SOURCE EXTRACT:
# One last question



## nhmaster3015 (Aug 5, 2008)

Then I'll leave you alone cause I'm going on vacation for a couple weeks.

Can I use an AAV on a sewage ejector system?


----------



## Ron (Jun 12, 2008)

nhmaster3015 said:


> Then I'll leave you alone cause I'm going on vacation for a couple weeks.
> 
> Can I use an AAV on a sewage ejector system?


Not under the code I use.


----------



## Don The Plumber (Feb 14, 2010)

You can use it to vent the drains going into the sewage sump, but you cannot use it to vent the sump. Code or not, it won't work. Have to have atmospheric vent on sump.
I tried an AAV one time on a laundry tub sump, & the pump would turn on & off, & not stop cycling, cuz of pressure from not letting air out. 
AAV= air admittance, not air emittance:laughing: Thats my .02


----------



## Ron (Jun 12, 2008)

Don is correct, use on the fixture drain but not on the system it's self.

Same here.


----------



## nhmaster3015 (Aug 5, 2008)

Hmmmmmmmmmm....... you sure? :whistling2:


----------



## Optimus Primer (May 20, 2009)

No you can not. Just to be sure are you talking about the in the cabinet type or the bury in the ground type? The under counter type, no.


----------



## nhmaster3015 (Aug 5, 2008)

Just for grins, let's say the bury in the ground type though I don't think it matters. Oh and I'm still talking IPC here though you UPC guys feel free to join in. Also I realize that you have all probably had about enough of my crap but hey, this is some fun stuff and believe me, well worth your time.


----------



## Optimus Primer (May 20, 2009)

we had a guy at work where the boss (owner) said to vent them, and I told him he has to vent them. Well the guy asked the inspector if he could use aav's. The inspector said yes. So he goes back and tells the boss the inspector said he can use aav's and he got yelled at for not listening. Then he said, yeah jason(me) said you cant use aavs either. It was kinda funny. But pull the model up on line that you're going to use a nd verify. I know the ones we use you cant.


----------



## Optimus Primer (May 20, 2009)

nhmaster3015 said:


> Just for grins, let's say the bury in the ground type though I don't think it matters. Oh and I'm still talking IPC here though you UPC guys feel free to join in. Also I realize that you have all probably had about enough of my crap but hey, this is some fun stuff and believe me, well worth your time.


 
I dont think code has anything to do with it. I think it's one of the manufacture instructions will over ride the code deal.


----------



## Bayside500 (May 16, 2009)

INFORMATION SHOWN:

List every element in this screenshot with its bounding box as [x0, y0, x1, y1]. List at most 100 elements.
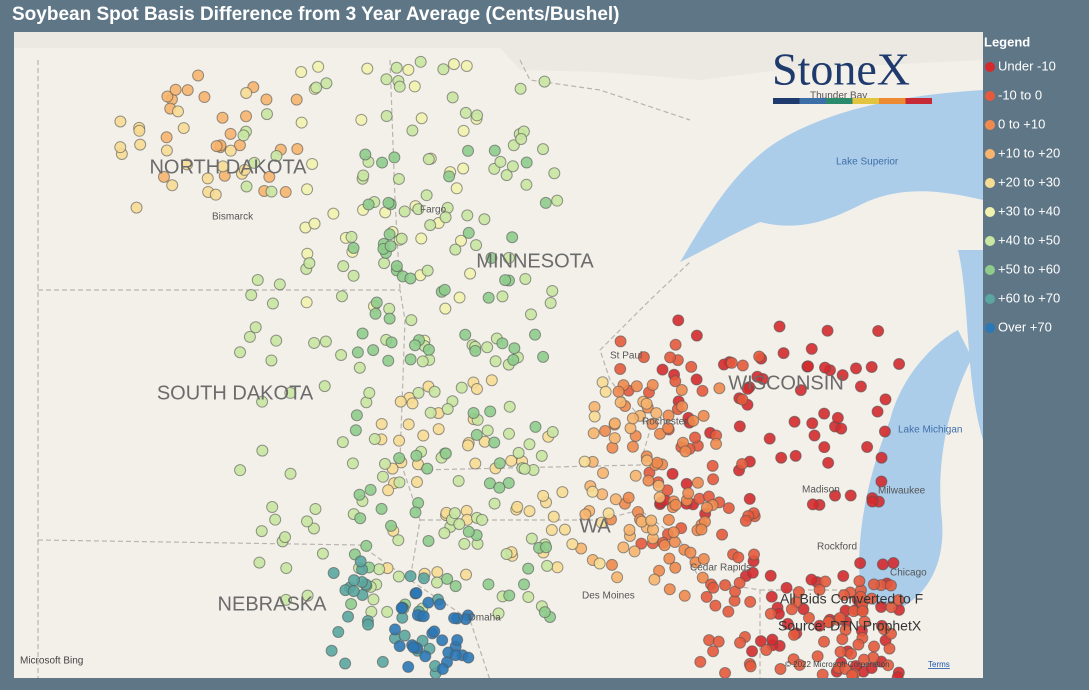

YOUR OBJECTIVE: Resume the forum thread about using an AAV on a sewage ejector system, picking up right after its final line.

FINAL RESULT:
house plumber said:


> we had a guy at work where the boss (owner) said to vent them, and I told him he has to vent them. Well the guy asked the inspector if he could use aav's. The inspector said yes. So he goes back and tells the boss the inspector said he can use aav's and he got yelled at for not listening. Then he said, yeah jason(me) said you cant use aavs either. It was kinda funny. But pull the model up on line that you're going to use a nd verify. I know the ones we use you cant.


ya, that was me LOL


----------



## Optimus Primer (May 20, 2009)

Bayside500 said:


> ya, that was me LOL


I wasnt going to mention your name.


----------



## nhmaster3015 (Aug 5, 2008)

Ok, here's the deal. the code says you can do it if it's an engineered system. So, head on over to Studors web site and download the manual and guess what? You got it. They have an engineered drawing and approval so.... you can do it. Here's my problem though. If you look carefully at the drawing you will note that the AAV serves no purpose whatsoever. So how in hell did they ever get that one past the review board? ........ The Answer is........ Money, probably lot's of it.


----------



## mongo (Jun 26, 2010)

Nope, nor can it be tied to another vent (AHJ).


----------



## GREENPLUM (Jul 27, 2008)

this way doesnt work


----------



## Optimus Primer (May 20, 2009)

I install a hose bibb above the check valve so you can drain down the 10 feet of water still in the line.


----------



## Protech (Sep 22, 2008)

Sure...........................................as long as you use an atmospheric vent too :laughing:





nhmaster3015 said:


> Then I'll leave you alone cause I'm going on vacation for a couple weeks.
> 
> Can I use an AAV on a sewage ejector system?


----------



## Protech (Sep 22, 2008)

Actually, it will. Just so long as the gravity line dumping into it is large enough to act as combination waste/vent.

You didn't say Illegal. You said "this way doesn't work".:jester:



GREENPLUM said:


> this way doesnt work


----------



## nhmaster3015 (Aug 5, 2008)

Protech said:


> Actually, it will. Just so long as the gravity line dumping into it is large enough to act as combination waste/vent.
> 
> You didn't say Illegal. You said "this way doesn't work".:jester:


that particular photo will not work and is not legal.


----------



## TheMaster (Jun 12, 2009)

Here if you get an engineer to sign off on it........"anything" in theory is legal.


----------



## Protech (Sep 22, 2008)

How can you make that statement not seeing the gravity drain line. How do you know there isn't a re-vent or a VTR on the gravity side somewhere? Heck, if it was a 4" gravity drain with a really long run with a small fixture unit load (say 1, 0.5GPM lavatory) it would work with NO OPEN AIR VENT WHAT SO EVER up stream of the pumped waste.

I know, because I've seen it done. Go ahead and tell me why it won't work that way.



nhmaster3015 said:


> that particular photo will not work and is not legal.


----------



## Plumbergeek (Aug 16, 2010)

Everytime I get a call for a stinking basement I find a sewerage ejection sump with a AAV on it.
Cut it out and run vent to atmosphere and the smell goes by-by


----------



## nhmaster3015 (Aug 5, 2008)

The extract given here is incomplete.